## AIM
Locate the lines that hold the string "content". Copy every such line.

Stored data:
--- start ---
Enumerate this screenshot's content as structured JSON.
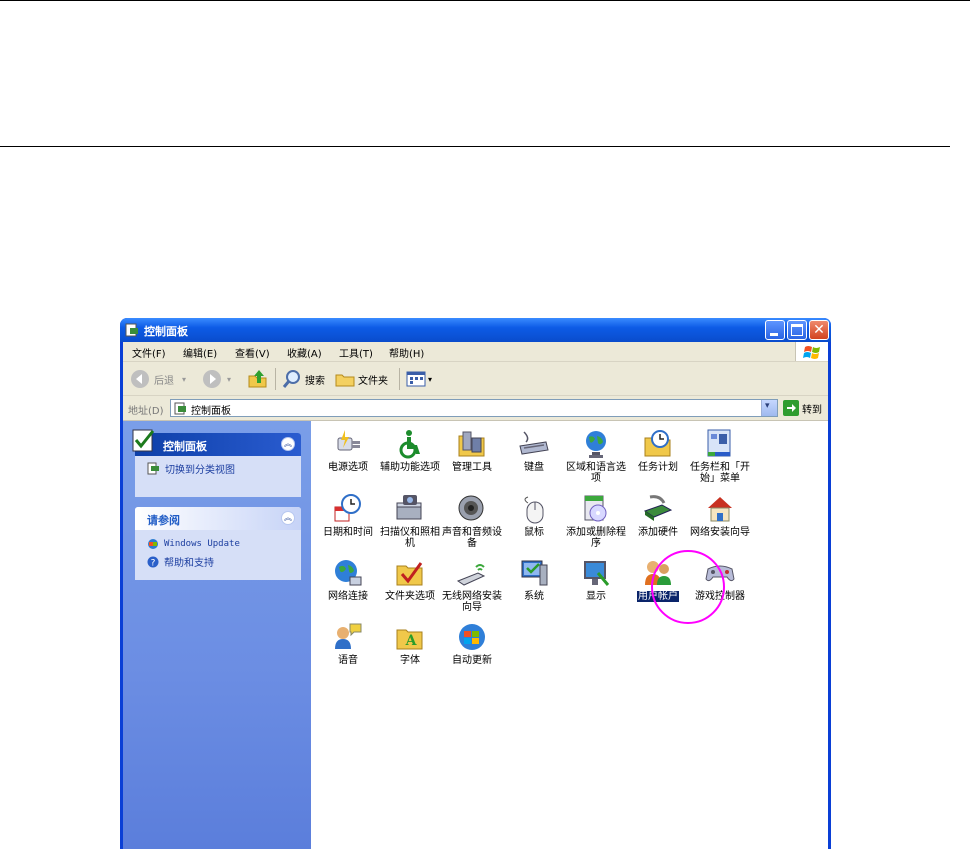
{
  "window": {
    "title": "控制面板"
  },
  "menu": [
    "文件(F)",
    "编辑(E)",
    "查看(V)",
    "收藏(A)",
    "工具(T)",
    "帮助(H)"
  ],
  "toolbar": {
    "back": "后退",
    "search": "搜索",
    "folders": "文件夹"
  },
  "address": {
    "label": "地址(D)",
    "value": "控制面板",
    "go": "转到"
  },
  "sidebar": {
    "panel1": {
      "title": "控制面板",
      "link": "切换到分类视图"
    },
    "panel2": {
      "title": "请参阅",
      "links": [
        "Windows Update",
        "帮助和支持"
      ]
    }
  },
  "icons": [
    {
      "label": "电源选项",
      "icon": "power-options-icon"
    },
    {
      "label": "辅助功能选项",
      "icon": "accessibility-icon"
    },
    {
      "label": "管理工具",
      "icon": "admin-tools-icon"
    },
    {
      "label": "键盘",
      "icon": "keyboard-icon"
    },
    {
      "label": "区域和语言选项",
      "icon": "globe-icon"
    },
    {
      "label": "任务计划",
      "icon": "scheduled-tasks-icon"
    },
    {
      "label": "任务栏和「开始」菜单",
      "icon": "taskbar-icon"
    },
    {
      "label": "日期和时间",
      "icon": "clock-icon"
    },
    {
      "label": "扫描仪和照相机",
      "icon": "scanner-icon"
    },
    {
      "label": "声音和音频设备",
      "icon": "speaker-icon"
    },
    {
      "label": "鼠标",
      "icon": "mouse-icon"
    },
    {
      "label": "添加或删除程序",
      "icon": "add-remove-icon"
    },
    {
      "label": "添加硬件",
      "icon": "hardware-icon"
    },
    {
      "label": "网络安装向导",
      "icon": "home-network-icon"
    },
    {
      "label": "网络连接",
      "icon": "network-icon"
    },
    {
      "label": "文件夹选项",
      "icon": "folder-options-icon"
    },
    {
      "label": "无线网络安装向导",
      "icon": "wireless-icon"
    },
    {
      "label": "系统",
      "icon": "system-icon"
    },
    {
      "label": "显示",
      "icon": "display-icon"
    },
    {
      "label": "用户帐户",
      "icon": "user-accounts-icon",
      "selected": true
    },
    {
      "label": "游戏控制器",
      "icon": "gamepad-icon"
    },
    {
      "label": "语音",
      "icon": "speech-icon"
    },
    {
      "label": "字体",
      "icon": "fonts-icon"
    },
    {
      "label": "自动更新",
      "icon": "windows-update-icon"
    }
  ]
}
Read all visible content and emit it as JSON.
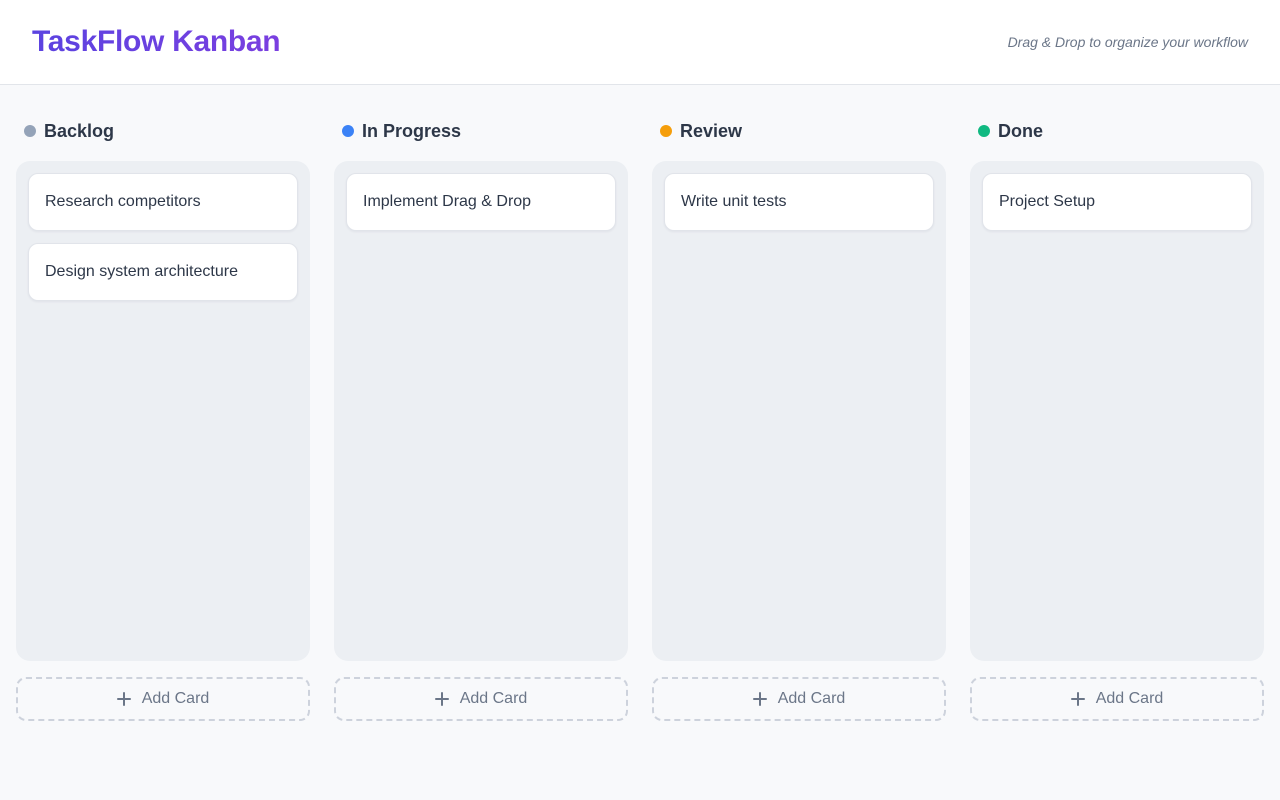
{
  "header": {
    "title": "TaskFlow Kanban",
    "tagline": "Drag & Drop to organize your workflow"
  },
  "columns": [
    {
      "title": "Backlog",
      "dot_color": "#94a3b8",
      "cards": [
        "Research competitors",
        "Design system architecture"
      ],
      "add_label": "Add Card"
    },
    {
      "title": "In Progress",
      "dot_color": "#3b82f6",
      "cards": [
        "Implement Drag & Drop"
      ],
      "add_label": "Add Card"
    },
    {
      "title": "Review",
      "dot_color": "#f59e0b",
      "cards": [
        "Write unit tests"
      ],
      "add_label": "Add Card"
    },
    {
      "title": "Done",
      "dot_color": "#10b981",
      "cards": [
        "Project Setup"
      ],
      "add_label": "Add Card"
    }
  ],
  "icons": {
    "add": "plus-icon",
    "status": "status-dot-icon"
  }
}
--- end ---
## THE ANSWER
Enumerate this screenshot's content as structured JSON.
Read all visible content and emit it as JSON.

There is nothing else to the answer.